Report back each line of the records that contains the string "บของกลาง".

*** PROVIDED ENTRIES ***

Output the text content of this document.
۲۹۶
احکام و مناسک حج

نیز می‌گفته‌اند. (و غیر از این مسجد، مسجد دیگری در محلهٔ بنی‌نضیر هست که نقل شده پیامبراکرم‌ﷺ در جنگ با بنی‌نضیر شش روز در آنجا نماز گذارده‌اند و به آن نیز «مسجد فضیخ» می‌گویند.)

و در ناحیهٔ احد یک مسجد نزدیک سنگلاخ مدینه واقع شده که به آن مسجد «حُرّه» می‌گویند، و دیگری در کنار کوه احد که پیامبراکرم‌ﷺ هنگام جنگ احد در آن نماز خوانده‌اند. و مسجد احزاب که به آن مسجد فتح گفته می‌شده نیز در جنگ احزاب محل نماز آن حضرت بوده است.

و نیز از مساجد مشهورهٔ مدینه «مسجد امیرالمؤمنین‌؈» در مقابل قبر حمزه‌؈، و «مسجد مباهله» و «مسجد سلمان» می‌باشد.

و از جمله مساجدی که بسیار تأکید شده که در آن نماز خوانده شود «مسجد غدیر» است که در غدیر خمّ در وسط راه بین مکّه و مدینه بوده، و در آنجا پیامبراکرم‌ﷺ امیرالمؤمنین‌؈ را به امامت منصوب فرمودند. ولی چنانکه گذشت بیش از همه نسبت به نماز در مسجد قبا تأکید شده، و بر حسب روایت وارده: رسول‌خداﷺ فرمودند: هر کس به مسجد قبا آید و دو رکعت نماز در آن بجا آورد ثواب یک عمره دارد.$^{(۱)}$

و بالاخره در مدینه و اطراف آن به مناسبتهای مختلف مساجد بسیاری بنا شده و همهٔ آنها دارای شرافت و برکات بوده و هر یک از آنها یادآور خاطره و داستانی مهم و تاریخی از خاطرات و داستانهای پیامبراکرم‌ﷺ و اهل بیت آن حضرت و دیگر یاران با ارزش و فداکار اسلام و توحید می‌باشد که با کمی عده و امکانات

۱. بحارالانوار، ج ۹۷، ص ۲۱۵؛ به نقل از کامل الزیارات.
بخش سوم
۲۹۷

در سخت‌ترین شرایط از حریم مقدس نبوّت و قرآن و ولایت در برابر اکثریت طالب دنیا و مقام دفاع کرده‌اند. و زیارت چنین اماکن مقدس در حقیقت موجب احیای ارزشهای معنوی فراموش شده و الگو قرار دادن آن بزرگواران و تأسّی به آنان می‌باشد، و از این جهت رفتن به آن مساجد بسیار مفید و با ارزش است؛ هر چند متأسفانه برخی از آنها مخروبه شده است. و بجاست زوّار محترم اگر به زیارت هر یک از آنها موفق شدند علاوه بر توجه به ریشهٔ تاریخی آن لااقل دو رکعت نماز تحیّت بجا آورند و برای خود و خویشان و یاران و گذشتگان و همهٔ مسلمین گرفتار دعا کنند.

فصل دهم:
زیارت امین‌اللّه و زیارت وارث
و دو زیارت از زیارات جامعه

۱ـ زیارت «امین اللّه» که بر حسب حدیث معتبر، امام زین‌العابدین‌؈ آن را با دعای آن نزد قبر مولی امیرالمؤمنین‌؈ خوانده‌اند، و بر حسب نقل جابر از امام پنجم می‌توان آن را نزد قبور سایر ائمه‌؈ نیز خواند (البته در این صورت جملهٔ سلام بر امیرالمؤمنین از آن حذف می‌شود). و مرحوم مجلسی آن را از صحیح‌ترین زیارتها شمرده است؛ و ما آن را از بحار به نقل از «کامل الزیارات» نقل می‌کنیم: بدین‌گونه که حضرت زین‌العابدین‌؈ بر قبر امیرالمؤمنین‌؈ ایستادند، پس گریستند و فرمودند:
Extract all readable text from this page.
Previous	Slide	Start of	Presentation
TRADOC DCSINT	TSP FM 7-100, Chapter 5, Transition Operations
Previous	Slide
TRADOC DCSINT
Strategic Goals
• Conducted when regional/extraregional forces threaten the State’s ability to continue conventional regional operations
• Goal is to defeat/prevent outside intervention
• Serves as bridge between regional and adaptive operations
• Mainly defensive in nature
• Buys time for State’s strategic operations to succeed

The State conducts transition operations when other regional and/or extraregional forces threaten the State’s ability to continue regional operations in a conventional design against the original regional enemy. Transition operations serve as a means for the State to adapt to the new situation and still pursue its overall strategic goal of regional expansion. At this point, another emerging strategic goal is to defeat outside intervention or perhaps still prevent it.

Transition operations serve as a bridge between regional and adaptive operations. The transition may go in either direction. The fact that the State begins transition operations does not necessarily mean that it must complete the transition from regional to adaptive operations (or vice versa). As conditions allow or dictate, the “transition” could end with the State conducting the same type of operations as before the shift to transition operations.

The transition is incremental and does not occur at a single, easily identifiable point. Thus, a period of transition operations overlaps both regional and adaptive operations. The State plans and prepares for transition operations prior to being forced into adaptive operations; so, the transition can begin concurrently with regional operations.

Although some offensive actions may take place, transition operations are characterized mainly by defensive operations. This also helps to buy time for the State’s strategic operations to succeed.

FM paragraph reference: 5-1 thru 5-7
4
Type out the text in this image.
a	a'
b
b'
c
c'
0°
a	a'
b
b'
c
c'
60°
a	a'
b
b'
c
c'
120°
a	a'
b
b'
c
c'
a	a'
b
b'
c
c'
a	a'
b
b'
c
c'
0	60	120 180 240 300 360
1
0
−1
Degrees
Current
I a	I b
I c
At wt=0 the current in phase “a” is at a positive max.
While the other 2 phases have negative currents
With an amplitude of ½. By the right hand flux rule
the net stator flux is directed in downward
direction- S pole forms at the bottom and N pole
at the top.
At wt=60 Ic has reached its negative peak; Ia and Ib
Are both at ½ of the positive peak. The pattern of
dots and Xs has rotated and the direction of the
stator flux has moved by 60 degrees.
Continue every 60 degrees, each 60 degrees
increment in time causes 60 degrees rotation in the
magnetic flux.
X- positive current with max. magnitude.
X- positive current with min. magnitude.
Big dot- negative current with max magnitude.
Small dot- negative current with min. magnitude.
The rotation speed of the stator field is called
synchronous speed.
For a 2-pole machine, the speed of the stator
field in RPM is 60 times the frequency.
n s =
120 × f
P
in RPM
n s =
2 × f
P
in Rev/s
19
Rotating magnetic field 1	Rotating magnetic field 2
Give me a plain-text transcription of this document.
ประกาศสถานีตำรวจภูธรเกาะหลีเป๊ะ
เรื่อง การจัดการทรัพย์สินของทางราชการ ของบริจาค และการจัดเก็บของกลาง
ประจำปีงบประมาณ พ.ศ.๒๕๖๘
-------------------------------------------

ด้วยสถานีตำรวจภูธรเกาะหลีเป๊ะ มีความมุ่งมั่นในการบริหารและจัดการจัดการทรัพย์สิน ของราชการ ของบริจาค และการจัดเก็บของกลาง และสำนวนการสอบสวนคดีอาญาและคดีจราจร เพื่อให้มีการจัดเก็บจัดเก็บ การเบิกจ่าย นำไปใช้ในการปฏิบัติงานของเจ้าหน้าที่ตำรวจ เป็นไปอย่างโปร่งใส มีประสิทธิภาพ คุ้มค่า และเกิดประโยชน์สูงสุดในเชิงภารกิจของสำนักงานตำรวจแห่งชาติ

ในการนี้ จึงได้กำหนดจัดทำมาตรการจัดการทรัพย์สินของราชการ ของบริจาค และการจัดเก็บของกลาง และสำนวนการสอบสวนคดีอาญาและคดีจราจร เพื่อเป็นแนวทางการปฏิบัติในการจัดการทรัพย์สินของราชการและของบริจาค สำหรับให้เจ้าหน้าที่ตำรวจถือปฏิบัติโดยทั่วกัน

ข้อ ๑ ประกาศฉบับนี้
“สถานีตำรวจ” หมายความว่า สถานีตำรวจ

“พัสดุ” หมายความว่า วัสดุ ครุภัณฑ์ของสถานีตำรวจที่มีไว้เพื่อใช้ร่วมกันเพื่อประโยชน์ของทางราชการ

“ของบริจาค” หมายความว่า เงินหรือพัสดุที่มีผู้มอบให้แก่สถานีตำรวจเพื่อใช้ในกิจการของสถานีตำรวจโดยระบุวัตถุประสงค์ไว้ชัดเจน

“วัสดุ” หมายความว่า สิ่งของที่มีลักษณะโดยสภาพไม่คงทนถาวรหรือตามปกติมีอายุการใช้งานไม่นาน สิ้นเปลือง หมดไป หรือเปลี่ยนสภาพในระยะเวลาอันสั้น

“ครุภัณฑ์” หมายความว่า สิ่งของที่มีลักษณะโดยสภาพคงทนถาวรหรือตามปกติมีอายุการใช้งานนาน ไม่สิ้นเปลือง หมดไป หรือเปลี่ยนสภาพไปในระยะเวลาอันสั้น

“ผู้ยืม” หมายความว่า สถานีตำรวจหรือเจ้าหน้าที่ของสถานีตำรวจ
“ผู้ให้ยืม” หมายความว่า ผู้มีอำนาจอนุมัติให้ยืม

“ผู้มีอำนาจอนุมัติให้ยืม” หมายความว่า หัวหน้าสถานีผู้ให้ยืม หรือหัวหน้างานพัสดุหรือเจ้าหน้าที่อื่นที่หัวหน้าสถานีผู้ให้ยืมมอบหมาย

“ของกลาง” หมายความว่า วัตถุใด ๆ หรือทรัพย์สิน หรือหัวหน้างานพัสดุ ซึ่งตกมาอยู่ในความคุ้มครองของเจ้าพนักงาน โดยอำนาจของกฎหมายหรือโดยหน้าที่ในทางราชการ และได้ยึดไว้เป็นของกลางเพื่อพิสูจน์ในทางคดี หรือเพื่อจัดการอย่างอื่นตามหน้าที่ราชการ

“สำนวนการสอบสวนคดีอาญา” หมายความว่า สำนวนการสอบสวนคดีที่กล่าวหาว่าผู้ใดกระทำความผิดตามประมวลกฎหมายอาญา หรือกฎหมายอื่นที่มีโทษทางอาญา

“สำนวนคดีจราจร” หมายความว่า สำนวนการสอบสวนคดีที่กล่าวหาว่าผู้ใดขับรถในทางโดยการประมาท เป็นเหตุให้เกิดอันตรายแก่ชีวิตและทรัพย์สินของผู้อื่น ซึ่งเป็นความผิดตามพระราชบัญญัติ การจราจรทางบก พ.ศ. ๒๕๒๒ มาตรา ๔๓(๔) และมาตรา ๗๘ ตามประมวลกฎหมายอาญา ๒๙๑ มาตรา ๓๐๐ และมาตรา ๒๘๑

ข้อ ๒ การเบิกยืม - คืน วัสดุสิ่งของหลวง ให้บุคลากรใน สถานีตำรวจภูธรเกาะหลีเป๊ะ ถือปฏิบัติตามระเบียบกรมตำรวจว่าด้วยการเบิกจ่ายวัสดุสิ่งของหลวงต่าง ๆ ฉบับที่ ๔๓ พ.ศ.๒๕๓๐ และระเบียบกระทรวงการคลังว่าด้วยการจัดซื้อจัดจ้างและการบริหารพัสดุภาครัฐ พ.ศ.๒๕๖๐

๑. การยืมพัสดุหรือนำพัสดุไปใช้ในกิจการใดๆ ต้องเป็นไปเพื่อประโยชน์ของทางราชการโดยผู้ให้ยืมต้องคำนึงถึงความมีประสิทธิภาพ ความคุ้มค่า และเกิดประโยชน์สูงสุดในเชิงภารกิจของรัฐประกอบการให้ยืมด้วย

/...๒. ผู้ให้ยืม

***

EXERCISE OUTPUT
เรื่อง การจัดการทรัพย์สินของทางราชการ ของบริจาค และการจัดเก็บของกลาง
ด้วยสถานีตำรวจภูธรเกาะหลีเป๊ะ มีความมุ่งมั่นในการบริหารและจัดการจัดการทรัพย์สิน ของราชการ ของบริจาค และการจัดเก็บของกลาง และสำนวนการสอบสวนคดีอาญาและคดีจราจร เพื่อให้มีการจัดเก็บจัดเก็บ การเบิกจ่าย นำไปใช้ในการปฏิบัติงานของเจ้าหน้าที่ตำรวจ เป็นไปอย่างโปร่งใส มีประสิทธิภาพ คุ้มค่า และเกิดประโยชน์สูงสุดในเชิงภารกิจของสำนักงานตำรวจแห่งชาติ
ในการนี้ จึงได้กำหนดจัดทำมาตรการจัดการทรัพย์สินของราชการ ของบริจาค และการจัดเก็บของกลาง และสำนวนการสอบสวนคดีอาญาและคดีจราจร เพื่อเป็นแนวทางการปฏิบัติในการจัดการทรัพย์สินของราชการและของบริจาค สำหรับให้เจ้าหน้าที่ตำรวจถือปฏิบัติโดยทั่วกัน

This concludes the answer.